Request
Locate the line with "Extract the structured" in the material. Copy that line and each one after it, through the last, exactly and with nothing else.

## BEGIN Data entries

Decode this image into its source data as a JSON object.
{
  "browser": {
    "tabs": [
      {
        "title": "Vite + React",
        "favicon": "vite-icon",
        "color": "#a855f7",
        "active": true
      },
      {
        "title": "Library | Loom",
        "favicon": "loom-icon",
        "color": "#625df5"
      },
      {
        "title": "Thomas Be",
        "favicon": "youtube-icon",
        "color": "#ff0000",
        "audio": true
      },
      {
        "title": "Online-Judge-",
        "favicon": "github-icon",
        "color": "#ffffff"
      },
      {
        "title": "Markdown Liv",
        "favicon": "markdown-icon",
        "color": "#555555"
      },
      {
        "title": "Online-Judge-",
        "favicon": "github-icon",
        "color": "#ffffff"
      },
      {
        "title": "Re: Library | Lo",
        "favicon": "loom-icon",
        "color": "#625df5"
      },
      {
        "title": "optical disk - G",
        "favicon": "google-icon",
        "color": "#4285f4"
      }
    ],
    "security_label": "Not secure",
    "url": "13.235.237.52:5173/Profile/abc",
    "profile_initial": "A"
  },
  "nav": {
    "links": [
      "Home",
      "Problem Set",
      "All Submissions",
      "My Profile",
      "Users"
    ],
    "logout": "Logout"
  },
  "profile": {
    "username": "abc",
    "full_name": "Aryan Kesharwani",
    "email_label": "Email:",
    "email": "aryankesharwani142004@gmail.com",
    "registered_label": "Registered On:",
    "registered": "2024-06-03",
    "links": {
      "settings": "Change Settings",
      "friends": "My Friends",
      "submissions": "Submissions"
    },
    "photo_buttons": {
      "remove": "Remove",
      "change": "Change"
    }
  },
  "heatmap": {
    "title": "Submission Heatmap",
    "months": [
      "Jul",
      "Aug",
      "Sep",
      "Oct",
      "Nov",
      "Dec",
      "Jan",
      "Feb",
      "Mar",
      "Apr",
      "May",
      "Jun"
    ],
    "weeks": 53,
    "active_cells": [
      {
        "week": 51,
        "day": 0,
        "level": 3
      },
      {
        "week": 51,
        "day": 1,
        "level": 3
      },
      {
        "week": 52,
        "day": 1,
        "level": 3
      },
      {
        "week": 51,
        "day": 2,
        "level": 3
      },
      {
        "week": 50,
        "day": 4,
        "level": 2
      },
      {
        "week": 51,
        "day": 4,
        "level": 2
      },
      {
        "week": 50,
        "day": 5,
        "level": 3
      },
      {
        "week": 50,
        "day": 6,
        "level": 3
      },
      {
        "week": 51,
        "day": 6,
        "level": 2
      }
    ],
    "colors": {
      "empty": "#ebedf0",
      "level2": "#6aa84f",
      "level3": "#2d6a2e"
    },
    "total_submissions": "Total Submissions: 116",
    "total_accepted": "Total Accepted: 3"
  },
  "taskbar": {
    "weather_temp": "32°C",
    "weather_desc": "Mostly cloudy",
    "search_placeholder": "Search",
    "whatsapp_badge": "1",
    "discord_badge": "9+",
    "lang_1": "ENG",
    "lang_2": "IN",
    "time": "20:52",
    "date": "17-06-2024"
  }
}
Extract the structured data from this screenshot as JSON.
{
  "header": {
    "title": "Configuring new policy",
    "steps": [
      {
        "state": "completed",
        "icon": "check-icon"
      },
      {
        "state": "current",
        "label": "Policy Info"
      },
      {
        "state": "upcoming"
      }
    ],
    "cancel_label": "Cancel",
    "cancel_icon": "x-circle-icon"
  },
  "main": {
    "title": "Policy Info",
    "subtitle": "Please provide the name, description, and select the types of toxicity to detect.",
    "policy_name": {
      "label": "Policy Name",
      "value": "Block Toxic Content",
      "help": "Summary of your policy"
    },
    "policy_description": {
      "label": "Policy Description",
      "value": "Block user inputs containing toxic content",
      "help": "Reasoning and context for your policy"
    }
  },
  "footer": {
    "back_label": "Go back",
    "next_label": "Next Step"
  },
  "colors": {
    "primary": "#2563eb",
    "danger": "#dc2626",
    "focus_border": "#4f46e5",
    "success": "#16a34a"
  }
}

## END Data entries

Exercise solution
Extract the structured data from this screenshot as JSON.
{
  "header": {
    "title": "Configuring new policy",
    "steps": [
      {
        "state": "completed",
        "icon": "check-icon"
      },
      {
        "state": "current",
        "label": "Policy Info"
      },
      {
        "state": "upcoming"
      }
    ],
    "cancel_label": "Cancel",
    "cancel_icon": "x-circle-icon"
  },
  "main": {
    "title": "Policy Info",
    "subtitle": "Please provide the name, description, and select the types of toxicity to detect.",
    "policy_name": {
      "label": "Policy Name",
      "value": "Block Toxic Content",
      "help": "Summary of your policy"
    },
    "policy_description": {
      "label": "Policy Description",
      "value": "Block user inputs containing toxic content",
      "help": "Reasoning and context for your policy"
    }
  },
  "footer": {
    "back_label": "Go back",
    "next_label": "Next Step"
  },
  "colors": {
    "primary": "#2563eb",
    "danger": "#dc2626",
    "focus_border": "#4f46e5",
    "success": "#16a34a"
  }
}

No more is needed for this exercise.